┌────────

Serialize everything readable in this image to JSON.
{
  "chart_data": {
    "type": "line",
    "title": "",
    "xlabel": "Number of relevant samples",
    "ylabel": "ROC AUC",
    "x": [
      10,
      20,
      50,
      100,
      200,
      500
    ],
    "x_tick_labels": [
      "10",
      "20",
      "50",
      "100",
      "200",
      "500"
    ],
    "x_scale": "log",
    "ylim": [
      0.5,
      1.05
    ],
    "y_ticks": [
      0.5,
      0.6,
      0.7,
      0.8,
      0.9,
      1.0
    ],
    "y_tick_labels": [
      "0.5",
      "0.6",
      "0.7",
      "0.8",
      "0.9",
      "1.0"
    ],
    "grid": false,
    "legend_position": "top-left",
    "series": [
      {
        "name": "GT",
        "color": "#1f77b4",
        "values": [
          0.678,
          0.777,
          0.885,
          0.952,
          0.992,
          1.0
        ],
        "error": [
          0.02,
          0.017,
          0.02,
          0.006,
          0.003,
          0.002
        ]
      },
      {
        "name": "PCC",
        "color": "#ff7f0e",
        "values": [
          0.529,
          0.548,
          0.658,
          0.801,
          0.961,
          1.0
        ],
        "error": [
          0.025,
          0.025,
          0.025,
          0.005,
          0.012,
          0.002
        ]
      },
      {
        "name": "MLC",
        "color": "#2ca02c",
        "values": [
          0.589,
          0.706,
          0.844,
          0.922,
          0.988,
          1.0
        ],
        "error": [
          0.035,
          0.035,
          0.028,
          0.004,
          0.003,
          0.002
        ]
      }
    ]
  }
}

└────────

> [Task description]: Print every line of the records exactly. Omit nothing.

> [The answer]:
Serialize everything readable in this image to JSON.
{
  "chart_data": {
    "type": "line",
    "title": "",
    "xlabel": "Number of relevant samples",
    "ylabel": "ROC AUC",
    "x": [
      10,
      20,
      50,
      100,
      200,
      500
    ],
    "x_tick_labels": [
      "10",
      "20",
      "50",
      "100",
      "200",
      "500"
    ],
    "x_scale": "log",
    "ylim": [
      0.5,
      1.05
    ],
    "y_ticks": [
      0.5,
      0.6,
      0.7,
      0.8,
      0.9,
      1.0
    ],
    "y_tick_labels": [
      "0.5",
      "0.6",
      "0.7",
      "0.8",
      "0.9",
      "1.0"
    ],
    "grid": false,
    "legend_position": "top-left",
    "series": [
      {
        "name": "GT",
        "color": "#1f77b4",
        "values": [
          0.678,
          0.777,
          0.885,
          0.952,
          0.992,
          1.0
        ],
        "error": [
          0.02,
          0.017,
          0.02,
          0.006,
          0.003,
          0.002
        ]
      },
      {
        "name": "PCC",
        "color": "#ff7f0e",
        "values": [
          0.529,
          0.548,
          0.658,
          0.801,
          0.961,
          1.0
        ],
        "error": [
          0.025,
          0.025,
          0.025,
          0.005,
          0.012,
          0.002
        ]
      },
      {
        "name": "MLC",
        "color": "#2ca02c",
        "values": [
          0.589,
          0.706,
          0.844,
          0.922,
          0.988,
          1.0
        ],
        "error": [
          0.035,
          0.035,
          0.028,
          0.004,
          0.003,
          0.002
        ]
      }
    ]
  }
}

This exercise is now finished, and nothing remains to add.